* RECORD EXCERPTS:
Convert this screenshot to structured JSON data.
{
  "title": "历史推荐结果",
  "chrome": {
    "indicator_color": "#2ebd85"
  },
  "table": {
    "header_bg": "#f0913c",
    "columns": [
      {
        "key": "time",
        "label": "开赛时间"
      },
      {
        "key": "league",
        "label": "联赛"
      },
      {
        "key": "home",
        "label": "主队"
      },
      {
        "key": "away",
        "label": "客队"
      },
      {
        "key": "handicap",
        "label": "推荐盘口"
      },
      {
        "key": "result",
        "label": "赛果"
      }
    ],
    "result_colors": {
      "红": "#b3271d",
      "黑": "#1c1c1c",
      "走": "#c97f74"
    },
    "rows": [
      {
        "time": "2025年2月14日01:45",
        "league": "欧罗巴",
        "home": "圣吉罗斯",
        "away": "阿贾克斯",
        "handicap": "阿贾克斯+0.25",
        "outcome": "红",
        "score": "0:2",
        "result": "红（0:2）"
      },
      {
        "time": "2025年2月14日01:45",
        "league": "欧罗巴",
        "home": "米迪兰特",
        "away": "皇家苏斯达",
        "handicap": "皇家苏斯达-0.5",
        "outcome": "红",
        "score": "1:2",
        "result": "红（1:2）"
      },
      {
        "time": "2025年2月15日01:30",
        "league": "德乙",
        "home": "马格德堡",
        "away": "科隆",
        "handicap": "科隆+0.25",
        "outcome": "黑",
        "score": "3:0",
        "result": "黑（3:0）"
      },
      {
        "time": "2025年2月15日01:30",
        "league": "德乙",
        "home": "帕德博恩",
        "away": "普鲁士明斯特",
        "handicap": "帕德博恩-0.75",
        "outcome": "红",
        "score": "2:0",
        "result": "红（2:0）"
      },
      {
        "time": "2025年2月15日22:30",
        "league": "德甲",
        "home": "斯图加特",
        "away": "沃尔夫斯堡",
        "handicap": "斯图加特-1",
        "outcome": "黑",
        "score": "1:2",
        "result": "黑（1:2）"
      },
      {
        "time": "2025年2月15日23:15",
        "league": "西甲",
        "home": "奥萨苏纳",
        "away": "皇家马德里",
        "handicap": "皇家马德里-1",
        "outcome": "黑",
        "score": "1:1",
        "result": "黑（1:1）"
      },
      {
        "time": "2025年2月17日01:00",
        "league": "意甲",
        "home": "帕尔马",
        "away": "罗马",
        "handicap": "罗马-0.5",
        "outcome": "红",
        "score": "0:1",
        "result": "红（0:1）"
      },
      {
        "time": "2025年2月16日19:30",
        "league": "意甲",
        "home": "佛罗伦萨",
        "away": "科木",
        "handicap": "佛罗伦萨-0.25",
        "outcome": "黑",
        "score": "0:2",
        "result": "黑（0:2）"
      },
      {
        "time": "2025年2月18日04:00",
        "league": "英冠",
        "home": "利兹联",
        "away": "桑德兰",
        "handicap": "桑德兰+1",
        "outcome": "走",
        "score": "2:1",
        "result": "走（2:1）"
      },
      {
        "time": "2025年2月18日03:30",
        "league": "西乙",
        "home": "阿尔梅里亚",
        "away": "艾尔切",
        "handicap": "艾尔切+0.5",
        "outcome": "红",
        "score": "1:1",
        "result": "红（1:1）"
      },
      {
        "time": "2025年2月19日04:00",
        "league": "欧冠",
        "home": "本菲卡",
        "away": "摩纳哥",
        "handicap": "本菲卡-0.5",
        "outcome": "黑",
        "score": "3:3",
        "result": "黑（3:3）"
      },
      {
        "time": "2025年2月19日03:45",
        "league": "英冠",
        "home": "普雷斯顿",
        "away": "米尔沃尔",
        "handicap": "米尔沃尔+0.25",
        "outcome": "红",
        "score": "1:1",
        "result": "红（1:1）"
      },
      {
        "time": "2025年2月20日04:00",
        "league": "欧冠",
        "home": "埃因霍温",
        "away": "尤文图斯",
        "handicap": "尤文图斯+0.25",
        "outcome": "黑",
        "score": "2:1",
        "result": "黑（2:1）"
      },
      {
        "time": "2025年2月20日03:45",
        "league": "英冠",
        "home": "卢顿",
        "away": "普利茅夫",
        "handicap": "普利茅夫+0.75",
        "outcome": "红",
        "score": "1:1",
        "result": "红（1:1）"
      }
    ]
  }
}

* EXERCISE: Extract the data in full. Keep it word for word.

* WORKED ANSWER:
Convert this screenshot to structured JSON data.
{
  "title": "历史推荐结果",
  "chrome": {
    "indicator_color": "#2ebd85"
  },
  "table": {
    "header_bg": "#f0913c",
    "columns": [
      {
        "key": "time",
        "label": "开赛时间"
      },
      {
        "key": "league",
        "label": "联赛"
      },
      {
        "key": "home",
        "label": "主队"
      },
      {
        "key": "away",
        "label": "客队"
      },
      {
        "key": "handicap",
        "label": "推荐盘口"
      },
      {
        "key": "result",
        "label": "赛果"
      }
    ],
    "result_colors": {
      "红": "#b3271d",
      "黑": "#1c1c1c",
      "走": "#c97f74"
    },
    "rows": [
      {
        "time": "2025年2月14日01:45",
        "league": "欧罗巴",
        "home": "圣吉罗斯",
        "away": "阿贾克斯",
        "handicap": "阿贾克斯+0.25",
        "outcome": "红",
        "score": "0:2",
        "result": "红（0:2）"
      },
      {
        "time": "2025年2月14日01:45",
        "league": "欧罗巴",
        "home": "米迪兰特",
        "away": "皇家苏斯达",
        "handicap": "皇家苏斯达-0.5",
        "outcome": "红",
        "score": "1:2",
        "result": "红（1:2）"
      },
      {
        "time": "2025年2月15日01:30",
        "league": "德乙",
        "home": "马格德堡",
        "away": "科隆",
        "handicap": "科隆+0.25",
        "outcome": "黑",
        "score": "3:0",
        "result": "黑（3:0）"
      },
      {
        "time": "2025年2月15日01:30",
        "league": "德乙",
        "home": "帕德博恩",
        "away": "普鲁士明斯特",
        "handicap": "帕德博恩-0.75",
        "outcome": "红",
        "score": "2:0",
        "result": "红（2:0）"
      },
      {
        "time": "2025年2月15日22:30",
        "league": "德甲",
        "home": "斯图加特",
        "away": "沃尔夫斯堡",
        "handicap": "斯图加特-1",
        "outcome": "黑",
        "score": "1:2",
        "result": "黑（1:2）"
      },
      {
        "time": "2025年2月15日23:15",
        "league": "西甲",
        "home": "奥萨苏纳",
        "away": "皇家马德里",
        "handicap": "皇家马德里-1",
        "outcome": "黑",
        "score": "1:1",
        "result": "黑（1:1）"
      },
      {
        "time": "2025年2月17日01:00",
        "league": "意甲",
        "home": "帕尔马",
        "away": "罗马",
        "handicap": "罗马-0.5",
        "outcome": "红",
        "score": "0:1",
        "result": "红（0:1）"
      },
      {
        "time": "2025年2月16日19:30",
        "league": "意甲",
        "home": "佛罗伦萨",
        "away": "科木",
        "handicap": "佛罗伦萨-0.25",
        "outcome": "黑",
        "score": "0:2",
        "result": "黑（0:2）"
      },
      {
        "time": "2025年2月18日04:00",
        "league": "英冠",
        "home": "利兹联",
        "away": "桑德兰",
        "handicap": "桑德兰+1",
        "outcome": "走",
        "score": "2:1",
        "result": "走（2:1）"
      },
      {
        "time": "2025年2月18日03:30",
        "league": "西乙",
        "home": "阿尔梅里亚",
        "away": "艾尔切",
        "handicap": "艾尔切+0.5",
        "outcome": "红",
        "score": "1:1",
        "result": "红（1:1）"
      },
      {
        "time": "2025年2月19日04:00",
        "league": "欧冠",
        "home": "本菲卡",
        "away": "摩纳哥",
        "handicap": "本菲卡-0.5",
        "outcome": "黑",
        "score": "3:3",
        "result": "黑（3:3）"
      },
      {
        "time": "2025年2月19日03:45",
        "league": "英冠",
        "home": "普雷斯顿",
        "away": "米尔沃尔",
        "handicap": "米尔沃尔+0.25",
        "outcome": "红",
        "score": "1:1",
        "result": "红（1:1）"
      },
      {
        "time": "2025年2月20日04:00",
        "league": "欧冠",
        "home": "埃因霍温",
        "away": "尤文图斯",
        "handicap": "尤文图斯+0.25",
        "outcome": "黑",
        "score": "2:1",
        "result": "黑（2:1）"
      },
      {
        "time": "2025年2月20日03:45",
        "league": "英冠",
        "home": "卢顿",
        "away": "普利茅夫",
        "handicap": "普利茅夫+0.75",
        "outcome": "红",
        "score": "1:1",
        "result": "红（1:1）"
      }
    ]
  }
}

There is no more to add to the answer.